Retype the data that follows line by line, exactly, and leave its pictures out.

--------------------------------------------------

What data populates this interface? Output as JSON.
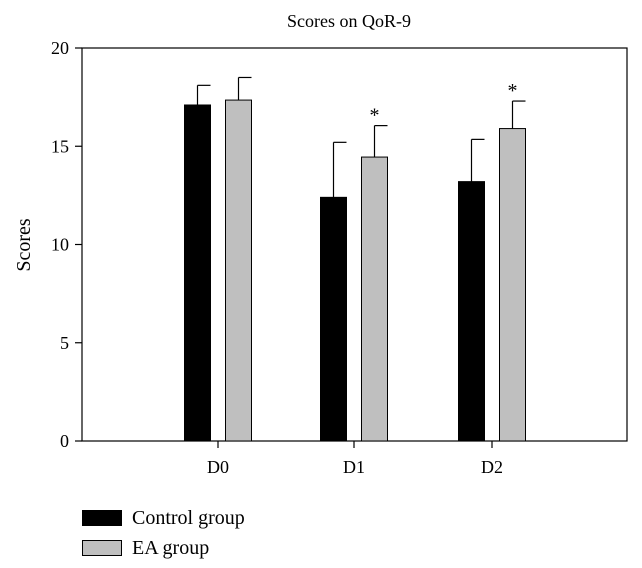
{
  "chart_data": {
    "type": "bar",
    "title": "Scores on QoR-9",
    "xlabel": "",
    "ylabel": "Scores",
    "ylim": [
      0,
      20
    ],
    "yticks": [
      "0",
      "5",
      "10",
      "15",
      "20"
    ],
    "categories": [
      "D0",
      "D1",
      "D2"
    ],
    "series": [
      {
        "name": "Control group",
        "color": "#000000",
        "values": [
          17.1,
          12.4,
          13.2
        ],
        "errors": [
          1.0,
          2.8,
          2.15
        ]
      },
      {
        "name": "EA group",
        "color": "#bfbfbf",
        "values": [
          17.35,
          14.45,
          15.9
        ],
        "errors": [
          1.15,
          1.6,
          1.4
        ]
      }
    ],
    "annotations": [
      {
        "category": "D1",
        "series": "EA group",
        "text": "*"
      },
      {
        "category": "D2",
        "series": "EA group",
        "text": "*"
      }
    ],
    "legend_position": "bottom-left",
    "grid": false
  }
}
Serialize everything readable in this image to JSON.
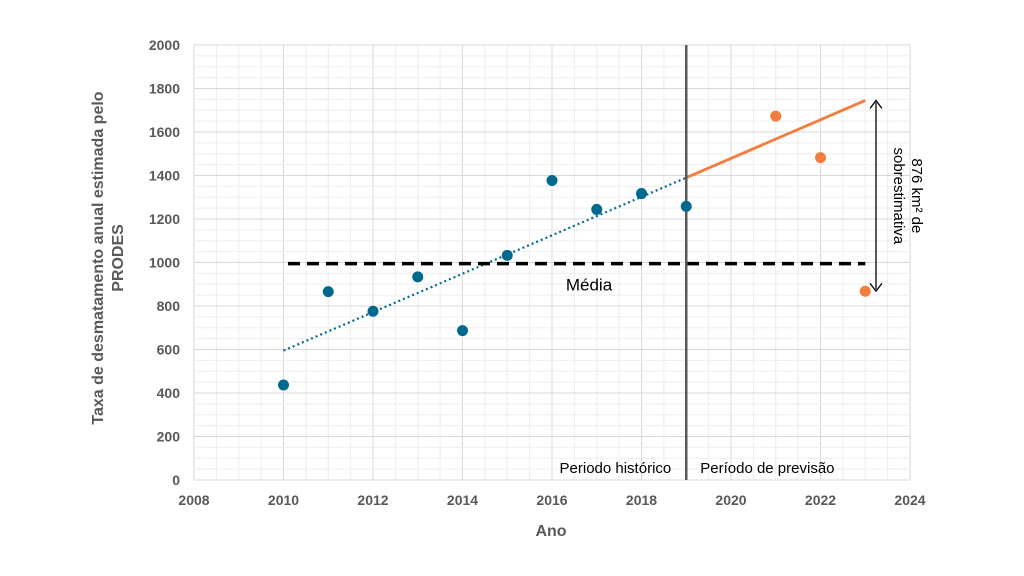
{
  "chart_data": {
    "type": "scatter",
    "xlabel": "Ano",
    "ylabel_lines": [
      "Taxa de desmatamento anual estimada pelo",
      "PRODES"
    ],
    "xlim": [
      2008,
      2024
    ],
    "ylim": [
      0,
      2000
    ],
    "x_ticks": [
      "2008",
      "2010",
      "2012",
      "2014",
      "2016",
      "2018",
      "2020",
      "2022",
      "2024"
    ],
    "y_ticks": [
      "0",
      "200",
      "400",
      "600",
      "800",
      "1000",
      "1200",
      "1400",
      "1600",
      "1800",
      "2000"
    ],
    "grid": true,
    "series": [
      {
        "color": "#006a8e",
        "points": [
          {
            "x": 2010,
            "y": 437
          },
          {
            "x": 2011,
            "y": 866
          },
          {
            "x": 2012,
            "y": 776
          },
          {
            "x": 2013,
            "y": 934
          },
          {
            "x": 2014,
            "y": 687
          },
          {
            "x": 2015,
            "y": 1033
          },
          {
            "x": 2016,
            "y": 1377
          },
          {
            "x": 2017,
            "y": 1244
          },
          {
            "x": 2018,
            "y": 1317
          },
          {
            "x": 2019,
            "y": 1258
          }
        ]
      },
      {
        "color": "#f47c3c",
        "points": [
          {
            "x": 2021,
            "y": 1673
          },
          {
            "x": 2022,
            "y": 1482
          },
          {
            "x": 2023,
            "y": 868
          }
        ]
      }
    ],
    "trend_historical": {
      "color": "#006a8e",
      "from": {
        "x": 2010,
        "y": 595
      },
      "to": {
        "x": 2019,
        "y": 1390
      }
    },
    "trend_forecast": {
      "color": "#f47c3c",
      "from": {
        "x": 2019,
        "y": 1390
      },
      "to": {
        "x": 2023,
        "y": 1745
      }
    },
    "mean_line": {
      "y": 995,
      "x_from": 2010.1,
      "x_to": 2023,
      "label": "Média"
    },
    "divider_x": 2019,
    "period_labels": {
      "historical": "Periodo histórico",
      "forecast": "Período de previsão"
    },
    "overestimate": {
      "from_y": 1745,
      "to_y": 868,
      "label_line1": "876 km² de",
      "label_line2": "sobrestimativa"
    }
  }
}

--------------------------------------------------

## ANSWER TO THE TASK
What data populates this interface? Output as JSON.
{
  "chart_data": {
    "type": "bar",
    "title": "Scores on QoR-9",
    "xlabel": "",
    "ylabel": "Scores",
    "ylim": [
      0,
      20
    ],
    "yticks": [
      "0",
      "5",
      "10",
      "15",
      "20"
    ],
    "categories": [
      "D0",
      "D1",
      "D2"
    ],
    "series": [
      {
        "name": "Control group",
        "color": "#000000",
        "values": [
          17.1,
          12.4,
          13.2
        ],
        "errors": [
          1.0,
          2.8,
          2.15
        ]
      },
      {
        "name": "EA group",
        "color": "#bfbfbf",
        "values": [
          17.35,
          14.45,
          15.9
        ],
        "errors": [
          1.15,
          1.6,
          1.4
        ]
      }
    ],
    "annotations": [
      {
        "category": "D1",
        "series": "EA group",
        "text": "*"
      },
      {
        "category": "D2",
        "series": "EA group",
        "text": "*"
      }
    ],
    "legend_position": "bottom-left",
    "grid": false
  }
}
Serialize everything readable in this image to JSON.
{
  "chart_data": {
    "type": "scatter",
    "xlabel": "Ano",
    "ylabel_lines": [
      "Taxa de desmatamento anual estimada pelo",
      "PRODES"
    ],
    "xlim": [
      2008,
      2024
    ],
    "ylim": [
      0,
      2000
    ],
    "x_ticks": [
      "2008",
      "2010",
      "2012",
      "2014",
      "2016",
      "2018",
      "2020",
      "2022",
      "2024"
    ],
    "y_ticks": [
      "0",
      "200",
      "400",
      "600",
      "800",
      "1000",
      "1200",
      "1400",
      "1600",
      "1800",
      "2000"
    ],
    "grid": true,
    "series": [
      {
        "color": "#006a8e",
        "points": [
          {
            "x": 2010,
            "y": 437
          },
          {
            "x": 2011,
            "y": 866
          },
          {
            "x": 2012,
            "y": 776
          },
          {
            "x": 2013,
            "y": 934
          },
          {
            "x": 2014,
            "y": 687
          },
          {
            "x": 2015,
            "y": 1033
          },
          {
            "x": 2016,
            "y": 1377
          },
          {
            "x": 2017,
            "y": 1244
          },
          {
            "x": 2018,
            "y": 1317
          },
          {
            "x": 2019,
            "y": 1258
          }
        ]
      },
      {
        "color": "#f47c3c",
        "points": [
          {
            "x": 2021,
            "y": 1673
          },
          {
            "x": 2022,
            "y": 1482
          },
          {
            "x": 2023,
            "y": 868
          }
        ]
      }
    ],
    "trend_historical": {
      "color": "#006a8e",
      "from": {
        "x": 2010,
        "y": 595
      },
      "to": {
        "x": 2019,
        "y": 1390
      }
    },
    "trend_forecast": {
      "color": "#f47c3c",
      "from": {
        "x": 2019,
        "y": 1390
      },
      "to": {
        "x": 2023,
        "y": 1745
      }
    },
    "mean_line": {
      "y": 995,
      "x_from": 2010.1,
      "x_to": 2023,
      "label": "Média"
    },
    "divider_x": 2019,
    "period_labels": {
      "historical": "Periodo histórico",
      "forecast": "Período de previsão"
    },
    "overestimate": {
      "from_y": 1745,
      "to_y": 868,
      "label_line1": "876 km² de",
      "label_line2": "sobrestimativa"
    }
  }
}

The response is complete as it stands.